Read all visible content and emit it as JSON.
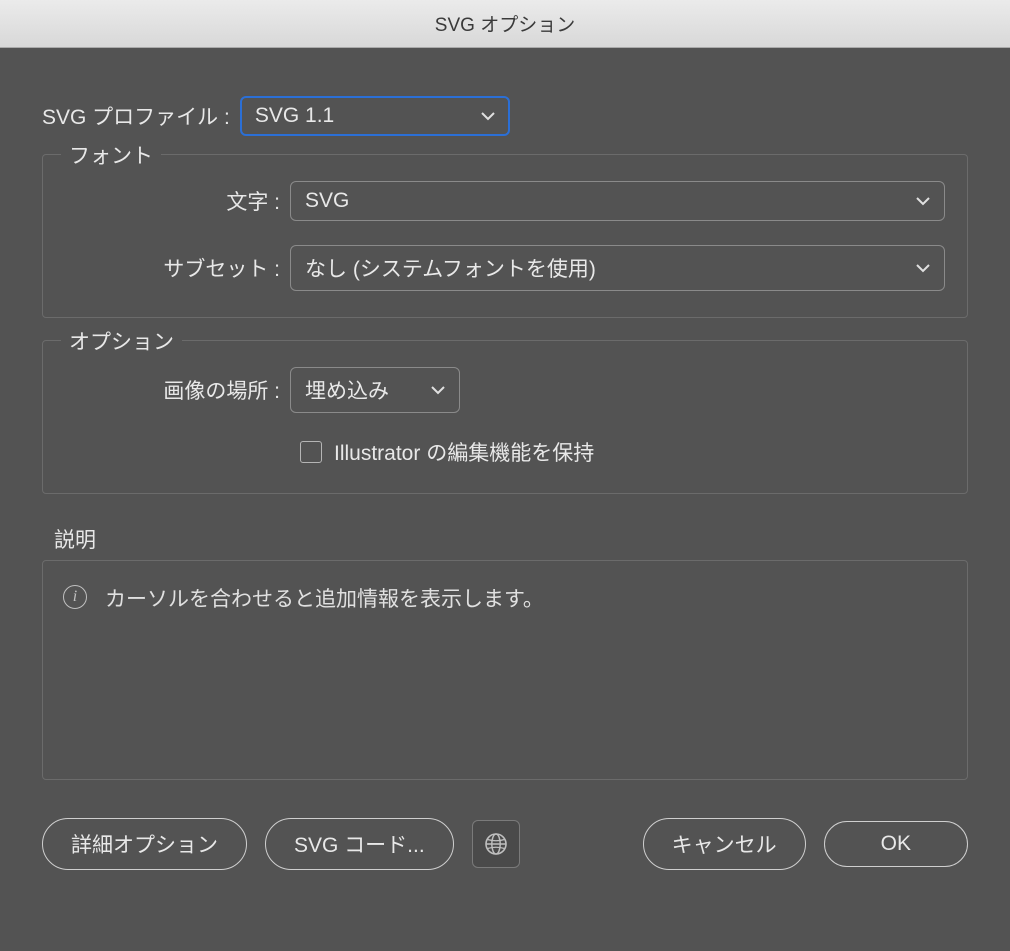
{
  "window": {
    "title": "SVG オプション"
  },
  "profile": {
    "label": "SVG プロファイル :",
    "value": "SVG 1.1"
  },
  "font_section": {
    "legend": "フォント",
    "type_label": "文字 :",
    "type_value": "SVG",
    "subset_label": "サブセット :",
    "subset_value": "なし (システムフォントを使用)"
  },
  "options_section": {
    "legend": "オプション",
    "image_label": "画像の場所 :",
    "image_value": "埋め込み",
    "preserve_label": "Illustrator の編集機能を保持"
  },
  "description": {
    "label": "説明",
    "text": "カーソルを合わせると追加情報を表示します。"
  },
  "buttons": {
    "more": "詳細オプション",
    "svg_code": "SVG コード...",
    "cancel": "キャンセル",
    "ok": "OK"
  }
}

-------

### Aim of the task
All of the data above should be quoted exactly, except for the pictures.

### Result of this task
Read all visible content and emit it as JSON.
{
  "window": {
    "title": "SVG オプション"
  },
  "profile": {
    "label": "SVG プロファイル :",
    "value": "SVG 1.1"
  },
  "font_section": {
    "legend": "フォント",
    "type_label": "文字 :",
    "type_value": "SVG",
    "subset_label": "サブセット :",
    "subset_value": "なし (システムフォントを使用)"
  },
  "options_section": {
    "legend": "オプション",
    "image_label": "画像の場所 :",
    "image_value": "埋め込み",
    "preserve_label": "Illustrator の編集機能を保持"
  },
  "description": {
    "label": "説明",
    "text": "カーソルを合わせると追加情報を表示します。"
  },
  "buttons": {
    "more": "詳細オプション",
    "svg_code": "SVG コード...",
    "cancel": "キャンセル",
    "ok": "OK"
  }
}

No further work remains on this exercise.